### Problem statement
Find every line in the records below that holds the word "screenshot" and copy it.
[Start]
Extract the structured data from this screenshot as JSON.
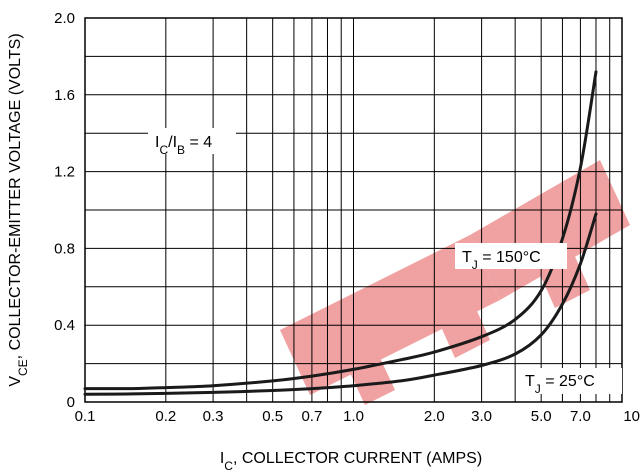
{
  "chart_data": {
    "type": "line",
    "x_scale": "log",
    "y_scale": "linear",
    "xlim": [
      0.1,
      10
    ],
    "ylim": [
      0,
      2.0
    ],
    "grid": true,
    "xlabel": {
      "prefix": "I",
      "sub": "C",
      "rest": ", COLLECTOR CURRENT (AMPS)"
    },
    "ylabel": {
      "prefix": "V",
      "sub": "CE",
      "rest": ", COLLECTOR-EMITTER VOLTAGE (VOLTS)"
    },
    "x_tick_labels": [
      {
        "value": 0.1,
        "label": "0.1"
      },
      {
        "value": 0.2,
        "label": "0.2"
      },
      {
        "value": 0.3,
        "label": "0.3"
      },
      {
        "value": 0.5,
        "label": "0.5"
      },
      {
        "value": 0.7,
        "label": "0.7"
      },
      {
        "value": 1.0,
        "label": "1.0"
      },
      {
        "value": 2.0,
        "label": "2.0"
      },
      {
        "value": 3.0,
        "label": "3.0"
      },
      {
        "value": 5.0,
        "label": "5.0"
      },
      {
        "value": 7.0,
        "label": "7.0"
      },
      {
        "value": 10,
        "label": "10"
      }
    ],
    "y_tick_labels": [
      {
        "value": 0,
        "label": "0"
      },
      {
        "value": 0.4,
        "label": "0.4"
      },
      {
        "value": 0.8,
        "label": "0.8"
      },
      {
        "value": 1.2,
        "label": "1.2"
      },
      {
        "value": 1.6,
        "label": "1.6"
      },
      {
        "value": 2.0,
        "label": "2.0"
      }
    ],
    "annotations": {
      "ratio": {
        "p1": "I",
        "s1": "C",
        "p2": "/I",
        "s2": "B",
        "p3": " = 4"
      },
      "tj150": {
        "p1": "T",
        "s1": "J",
        "p2": " = 150°C"
      },
      "tj25": {
        "p1": "T",
        "s1": "J",
        "p2": " = 25°C"
      }
    },
    "series": [
      {
        "name": "TJ = 150°C",
        "x": [
          0.1,
          0.15,
          0.2,
          0.3,
          0.5,
          0.7,
          1.0,
          1.5,
          2.0,
          3.0,
          4.0,
          5.0,
          6.0,
          7.0,
          8.0
        ],
        "y": [
          0.07,
          0.07,
          0.075,
          0.085,
          0.11,
          0.135,
          0.17,
          0.22,
          0.26,
          0.34,
          0.43,
          0.58,
          0.85,
          1.22,
          1.72
        ]
      },
      {
        "name": "TJ = 25°C",
        "x": [
          0.1,
          0.15,
          0.2,
          0.3,
          0.5,
          0.7,
          1.0,
          1.5,
          2.0,
          3.0,
          4.0,
          5.0,
          6.0,
          7.0,
          8.0
        ],
        "y": [
          0.04,
          0.042,
          0.045,
          0.05,
          0.06,
          0.07,
          0.085,
          0.11,
          0.14,
          0.19,
          0.25,
          0.35,
          0.51,
          0.72,
          0.98
        ]
      }
    ],
    "colors": {
      "curve": "#1a1a1a",
      "grid": "#000000",
      "watermark": "#e03030"
    }
  }
}
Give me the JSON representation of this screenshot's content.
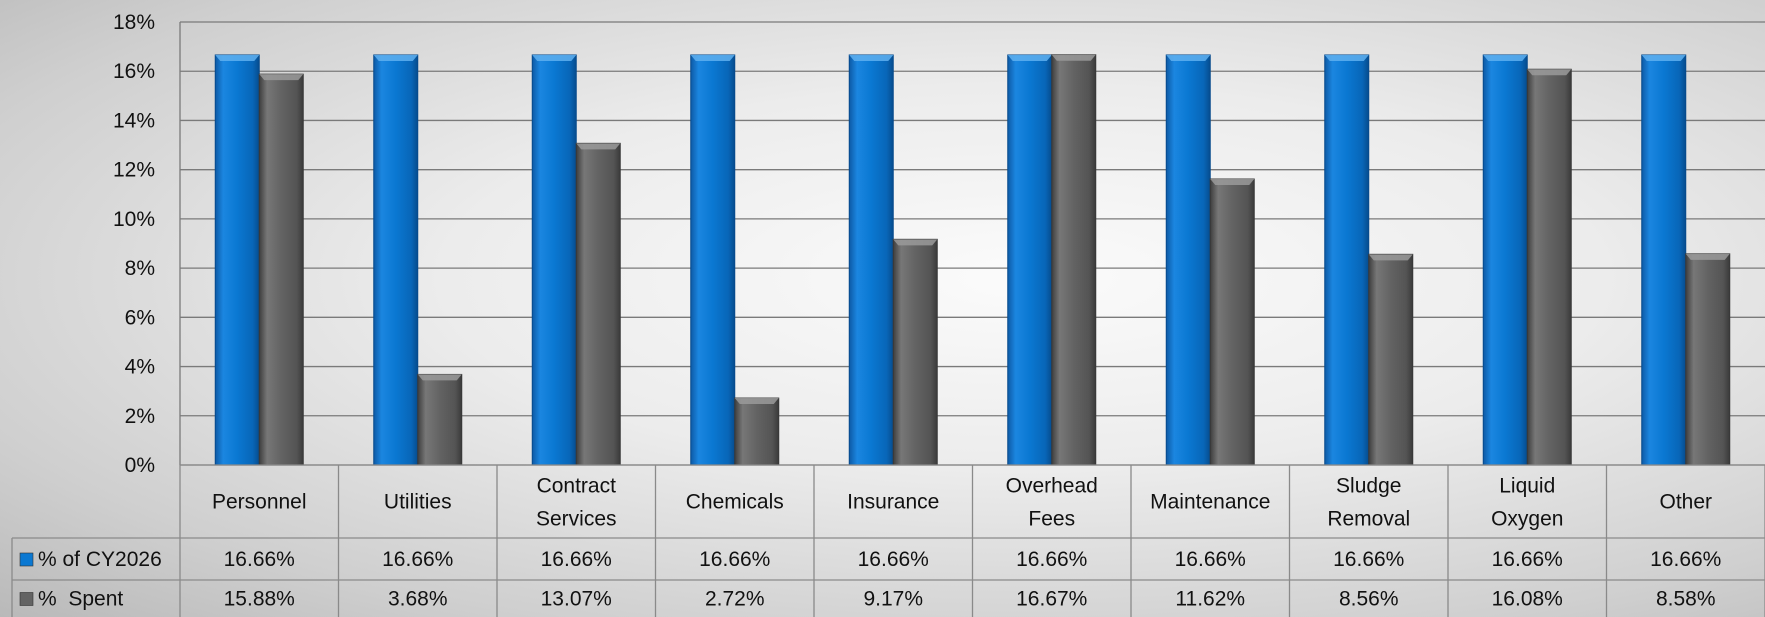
{
  "chart_data": {
    "type": "bar",
    "categories": [
      "Personnel",
      "Utilities",
      "Contract Services",
      "Chemicals",
      "Insurance",
      "Overhead Fees",
      "Maintenance",
      "Sludge Removal",
      "Liquid Oxygen",
      "Other"
    ],
    "series": [
      {
        "name": "% of CY2026",
        "color": "#0a78d2",
        "values": [
          16.66,
          16.66,
          16.66,
          16.66,
          16.66,
          16.66,
          16.66,
          16.66,
          16.66,
          16.66
        ],
        "labels": [
          "16.66%",
          "16.66%",
          "16.66%",
          "16.66%",
          "16.66%",
          "16.66%",
          "16.66%",
          "16.66%",
          "16.66%",
          "16.66%"
        ]
      },
      {
        "name": "%  Spent",
        "color": "#636363",
        "values": [
          15.88,
          3.68,
          13.07,
          2.72,
          9.17,
          16.67,
          11.62,
          8.56,
          16.08,
          8.58
        ],
        "labels": [
          "15.88%",
          "3.68%",
          "13.07%",
          "2.72%",
          "9.17%",
          "16.67%",
          "11.62%",
          "8.56%",
          "16.08%",
          "8.58%"
        ]
      }
    ],
    "ylim": [
      0,
      18
    ],
    "y_ticks": [
      "0%",
      "2%",
      "4%",
      "6%",
      "8%",
      "10%",
      "12%",
      "14%",
      "16%",
      "18%"
    ],
    "grid": true,
    "legend": "data-table-left"
  }
}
[End]
### Solution to this problem
Extract the structured data from this screenshot as JSON.
Give me the JSON representation of this screenshot's content.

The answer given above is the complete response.